/---

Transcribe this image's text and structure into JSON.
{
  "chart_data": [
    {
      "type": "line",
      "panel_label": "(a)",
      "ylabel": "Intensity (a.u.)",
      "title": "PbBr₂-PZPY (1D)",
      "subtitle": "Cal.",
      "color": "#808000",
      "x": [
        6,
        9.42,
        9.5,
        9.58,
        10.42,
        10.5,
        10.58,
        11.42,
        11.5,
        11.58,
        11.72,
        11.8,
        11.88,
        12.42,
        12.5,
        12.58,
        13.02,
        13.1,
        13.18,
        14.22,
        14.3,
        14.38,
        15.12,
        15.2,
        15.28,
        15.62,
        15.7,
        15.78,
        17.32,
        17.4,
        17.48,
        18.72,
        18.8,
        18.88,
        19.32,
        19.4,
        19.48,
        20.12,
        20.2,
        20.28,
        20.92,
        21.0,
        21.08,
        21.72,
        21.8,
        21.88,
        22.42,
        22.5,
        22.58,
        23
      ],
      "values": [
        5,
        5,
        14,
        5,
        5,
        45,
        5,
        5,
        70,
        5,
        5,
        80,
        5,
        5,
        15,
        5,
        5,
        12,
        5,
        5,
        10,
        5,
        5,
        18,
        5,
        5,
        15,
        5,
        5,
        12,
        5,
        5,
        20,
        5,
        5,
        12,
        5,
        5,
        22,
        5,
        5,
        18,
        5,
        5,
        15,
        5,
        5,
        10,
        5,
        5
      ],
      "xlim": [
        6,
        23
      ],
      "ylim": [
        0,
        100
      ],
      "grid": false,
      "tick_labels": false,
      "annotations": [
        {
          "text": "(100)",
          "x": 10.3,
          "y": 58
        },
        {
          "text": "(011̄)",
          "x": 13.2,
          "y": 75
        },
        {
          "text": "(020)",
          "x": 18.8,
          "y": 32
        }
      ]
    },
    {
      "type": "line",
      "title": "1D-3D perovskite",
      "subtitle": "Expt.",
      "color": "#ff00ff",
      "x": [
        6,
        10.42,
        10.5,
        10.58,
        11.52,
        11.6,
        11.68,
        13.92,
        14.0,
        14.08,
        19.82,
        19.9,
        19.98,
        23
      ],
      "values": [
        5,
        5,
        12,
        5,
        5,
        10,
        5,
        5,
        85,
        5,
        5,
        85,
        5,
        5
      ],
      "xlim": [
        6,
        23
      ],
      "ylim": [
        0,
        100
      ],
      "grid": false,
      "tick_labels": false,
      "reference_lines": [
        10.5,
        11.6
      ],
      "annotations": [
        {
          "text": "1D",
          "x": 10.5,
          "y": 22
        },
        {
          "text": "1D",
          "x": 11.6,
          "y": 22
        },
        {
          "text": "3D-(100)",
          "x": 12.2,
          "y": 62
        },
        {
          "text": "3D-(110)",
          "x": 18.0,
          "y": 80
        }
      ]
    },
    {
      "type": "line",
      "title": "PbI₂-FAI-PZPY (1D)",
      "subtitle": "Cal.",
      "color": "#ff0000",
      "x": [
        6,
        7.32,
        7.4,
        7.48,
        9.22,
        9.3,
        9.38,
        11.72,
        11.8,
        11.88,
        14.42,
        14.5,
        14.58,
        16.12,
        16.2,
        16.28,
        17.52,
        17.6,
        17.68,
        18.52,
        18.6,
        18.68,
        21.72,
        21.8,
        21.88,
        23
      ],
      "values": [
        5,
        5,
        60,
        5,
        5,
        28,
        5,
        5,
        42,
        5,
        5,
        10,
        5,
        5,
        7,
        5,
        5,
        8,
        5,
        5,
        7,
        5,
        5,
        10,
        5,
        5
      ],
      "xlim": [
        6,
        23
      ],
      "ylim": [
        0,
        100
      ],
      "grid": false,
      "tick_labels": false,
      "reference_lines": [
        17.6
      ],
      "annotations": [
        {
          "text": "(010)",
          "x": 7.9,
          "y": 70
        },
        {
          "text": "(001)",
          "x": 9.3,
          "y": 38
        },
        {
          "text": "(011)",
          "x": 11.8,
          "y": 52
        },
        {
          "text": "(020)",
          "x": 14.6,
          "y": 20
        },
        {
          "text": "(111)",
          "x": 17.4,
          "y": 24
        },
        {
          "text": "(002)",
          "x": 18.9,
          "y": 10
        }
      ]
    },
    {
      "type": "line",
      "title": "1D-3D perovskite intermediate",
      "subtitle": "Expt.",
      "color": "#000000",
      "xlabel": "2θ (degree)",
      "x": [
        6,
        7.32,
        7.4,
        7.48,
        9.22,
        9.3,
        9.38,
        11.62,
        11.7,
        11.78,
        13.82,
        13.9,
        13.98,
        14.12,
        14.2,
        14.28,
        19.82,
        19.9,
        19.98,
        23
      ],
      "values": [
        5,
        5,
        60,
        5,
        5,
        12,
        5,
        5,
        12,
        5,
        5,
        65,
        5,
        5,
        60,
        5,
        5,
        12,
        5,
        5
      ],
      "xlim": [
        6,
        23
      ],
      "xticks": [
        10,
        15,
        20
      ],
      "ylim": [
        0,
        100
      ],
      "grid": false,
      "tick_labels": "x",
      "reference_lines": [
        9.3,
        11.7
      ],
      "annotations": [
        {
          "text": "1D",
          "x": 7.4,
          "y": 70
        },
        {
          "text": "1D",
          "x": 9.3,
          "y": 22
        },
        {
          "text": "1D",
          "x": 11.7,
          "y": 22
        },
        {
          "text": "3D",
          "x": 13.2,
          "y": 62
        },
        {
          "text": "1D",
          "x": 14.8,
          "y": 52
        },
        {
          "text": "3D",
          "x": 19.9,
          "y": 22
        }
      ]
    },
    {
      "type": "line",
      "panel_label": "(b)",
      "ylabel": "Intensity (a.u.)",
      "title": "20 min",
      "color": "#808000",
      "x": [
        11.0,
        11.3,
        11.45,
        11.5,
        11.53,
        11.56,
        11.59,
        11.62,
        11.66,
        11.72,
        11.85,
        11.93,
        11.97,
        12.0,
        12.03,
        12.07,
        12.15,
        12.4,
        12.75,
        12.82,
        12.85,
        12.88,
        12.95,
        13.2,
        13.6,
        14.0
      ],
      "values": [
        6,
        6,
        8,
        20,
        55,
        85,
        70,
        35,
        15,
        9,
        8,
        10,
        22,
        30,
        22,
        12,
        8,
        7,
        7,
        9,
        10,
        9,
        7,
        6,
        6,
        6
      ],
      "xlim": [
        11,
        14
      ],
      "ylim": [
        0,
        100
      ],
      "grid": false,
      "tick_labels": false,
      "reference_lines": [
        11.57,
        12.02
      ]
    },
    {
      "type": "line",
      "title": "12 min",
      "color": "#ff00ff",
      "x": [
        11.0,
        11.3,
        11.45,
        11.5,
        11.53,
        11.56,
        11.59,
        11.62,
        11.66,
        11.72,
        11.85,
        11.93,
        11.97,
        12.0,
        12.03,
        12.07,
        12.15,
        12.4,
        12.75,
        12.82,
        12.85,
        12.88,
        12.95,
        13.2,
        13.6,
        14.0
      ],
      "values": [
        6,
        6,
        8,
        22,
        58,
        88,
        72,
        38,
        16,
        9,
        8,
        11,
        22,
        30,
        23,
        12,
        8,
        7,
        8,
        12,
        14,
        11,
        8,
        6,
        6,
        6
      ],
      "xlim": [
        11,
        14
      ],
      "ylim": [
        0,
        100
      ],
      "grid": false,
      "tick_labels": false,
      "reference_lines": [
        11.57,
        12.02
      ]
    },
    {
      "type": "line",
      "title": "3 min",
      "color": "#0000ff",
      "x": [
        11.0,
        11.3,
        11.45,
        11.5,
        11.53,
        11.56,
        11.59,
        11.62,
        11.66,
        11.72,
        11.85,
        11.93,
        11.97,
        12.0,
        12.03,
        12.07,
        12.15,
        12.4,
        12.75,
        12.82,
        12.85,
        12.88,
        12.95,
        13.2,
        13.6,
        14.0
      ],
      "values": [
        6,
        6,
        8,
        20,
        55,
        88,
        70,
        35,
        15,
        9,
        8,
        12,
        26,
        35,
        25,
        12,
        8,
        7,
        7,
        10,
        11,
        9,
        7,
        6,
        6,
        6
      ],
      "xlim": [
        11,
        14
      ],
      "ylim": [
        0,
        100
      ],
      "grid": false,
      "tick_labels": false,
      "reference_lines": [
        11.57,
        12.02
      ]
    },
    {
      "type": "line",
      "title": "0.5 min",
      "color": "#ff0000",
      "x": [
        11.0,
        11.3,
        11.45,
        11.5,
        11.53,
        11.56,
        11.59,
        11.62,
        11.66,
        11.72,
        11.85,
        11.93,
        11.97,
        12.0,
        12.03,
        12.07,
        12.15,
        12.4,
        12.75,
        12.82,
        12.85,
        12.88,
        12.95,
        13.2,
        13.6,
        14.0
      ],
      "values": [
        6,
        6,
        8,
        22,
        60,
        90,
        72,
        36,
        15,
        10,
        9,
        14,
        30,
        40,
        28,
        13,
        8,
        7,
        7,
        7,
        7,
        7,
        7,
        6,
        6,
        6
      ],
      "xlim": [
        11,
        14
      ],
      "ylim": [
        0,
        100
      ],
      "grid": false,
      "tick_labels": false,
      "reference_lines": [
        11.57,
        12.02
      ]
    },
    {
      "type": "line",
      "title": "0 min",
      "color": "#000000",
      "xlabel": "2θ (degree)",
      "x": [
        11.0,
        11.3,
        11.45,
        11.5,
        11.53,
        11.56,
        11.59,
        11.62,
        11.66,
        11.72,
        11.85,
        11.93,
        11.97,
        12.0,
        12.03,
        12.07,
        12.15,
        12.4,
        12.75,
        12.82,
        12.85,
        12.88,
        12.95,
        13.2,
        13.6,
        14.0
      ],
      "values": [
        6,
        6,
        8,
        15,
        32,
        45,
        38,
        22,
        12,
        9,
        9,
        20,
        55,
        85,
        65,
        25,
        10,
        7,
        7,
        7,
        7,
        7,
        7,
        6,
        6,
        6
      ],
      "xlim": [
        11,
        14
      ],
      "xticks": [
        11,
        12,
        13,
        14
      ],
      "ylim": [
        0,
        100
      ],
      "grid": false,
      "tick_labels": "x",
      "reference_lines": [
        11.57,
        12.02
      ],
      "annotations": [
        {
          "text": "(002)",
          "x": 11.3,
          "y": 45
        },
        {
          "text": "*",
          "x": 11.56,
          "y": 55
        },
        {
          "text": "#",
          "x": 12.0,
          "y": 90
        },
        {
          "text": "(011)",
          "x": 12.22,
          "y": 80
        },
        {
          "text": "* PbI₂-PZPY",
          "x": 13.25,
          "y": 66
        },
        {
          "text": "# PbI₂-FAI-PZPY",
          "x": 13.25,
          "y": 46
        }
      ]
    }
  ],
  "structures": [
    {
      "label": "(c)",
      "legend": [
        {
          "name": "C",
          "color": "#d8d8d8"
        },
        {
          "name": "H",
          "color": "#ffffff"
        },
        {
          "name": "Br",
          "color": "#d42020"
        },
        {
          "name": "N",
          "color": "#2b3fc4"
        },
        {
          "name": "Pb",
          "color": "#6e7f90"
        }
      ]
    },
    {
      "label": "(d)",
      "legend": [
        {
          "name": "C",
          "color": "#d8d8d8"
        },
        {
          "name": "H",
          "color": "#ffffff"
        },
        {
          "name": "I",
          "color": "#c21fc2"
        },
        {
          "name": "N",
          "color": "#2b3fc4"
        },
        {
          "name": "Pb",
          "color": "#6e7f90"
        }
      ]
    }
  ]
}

\---

## Exercise
Copy each line of the listing that contains the string "PbI₂".

## Answer to this exercise
      "title": "PbI₂-FAI-PZPY (1D)",
          "text": "* PbI₂-PZPY",
          "text": "# PbI₂-FAI-PZPY",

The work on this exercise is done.